----- GIVEN INFORMATION

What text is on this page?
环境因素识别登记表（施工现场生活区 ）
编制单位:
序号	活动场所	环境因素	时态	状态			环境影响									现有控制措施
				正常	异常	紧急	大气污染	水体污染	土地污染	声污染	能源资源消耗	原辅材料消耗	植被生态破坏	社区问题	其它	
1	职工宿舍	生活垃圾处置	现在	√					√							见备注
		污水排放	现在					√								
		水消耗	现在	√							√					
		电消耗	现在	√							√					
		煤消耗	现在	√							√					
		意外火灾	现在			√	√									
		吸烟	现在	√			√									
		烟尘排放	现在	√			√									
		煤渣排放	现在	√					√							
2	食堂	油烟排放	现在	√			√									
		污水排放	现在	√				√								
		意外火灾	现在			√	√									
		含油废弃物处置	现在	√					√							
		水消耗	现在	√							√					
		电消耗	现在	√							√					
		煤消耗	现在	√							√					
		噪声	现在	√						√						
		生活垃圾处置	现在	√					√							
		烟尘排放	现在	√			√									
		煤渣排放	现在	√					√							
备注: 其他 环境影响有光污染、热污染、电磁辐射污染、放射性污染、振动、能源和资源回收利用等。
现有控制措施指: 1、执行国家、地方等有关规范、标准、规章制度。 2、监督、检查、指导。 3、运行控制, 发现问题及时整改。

----------

Without leaving anything out, give the entries again exactly.

What text is on this page?
环境因素识别登记表（施工现场生活区 ）
编制单位:
序号	活动场所	环境因素	时态	状态			环境影响									现有控制措施
				正常	异常	紧急	大气污染	水体污染	土地污染	声污染	能源资源消耗	原辅材料消耗	植被生态破坏	社区问题	其它	
1	职工宿舍	生活垃圾处置	现在	√					√							见备注
		污水排放	现在					√								
		水消耗	现在	√							√					
		电消耗	现在	√							√					
		煤消耗	现在	√							√					
		意外火灾	现在			√	√									
		吸烟	现在	√			√									
		烟尘排放	现在	√			√									
		煤渣排放	现在	√					√							
2	食堂	油烟排放	现在	√			√									
		污水排放	现在	√				√								
		意外火灾	现在			√	√									
		含油废弃物处置	现在	√					√							
		水消耗	现在	√							√					
		电消耗	现在	√							√					
		煤消耗	现在	√							√					
		噪声	现在	√						√						
		生活垃圾处置	现在	√					√							
		烟尘排放	现在	√			√									
		煤渣排放	现在	√					√							
备注: 其他 环境影响有光污染、热污染、电磁辐射污染、放射性污染、振动、能源和资源回收利用等。
现有控制措施指: 1、执行国家、地方等有关规范、标准、规章制度。 2、监督、检查、指导。 3、运行控制, 发现问题及时整改。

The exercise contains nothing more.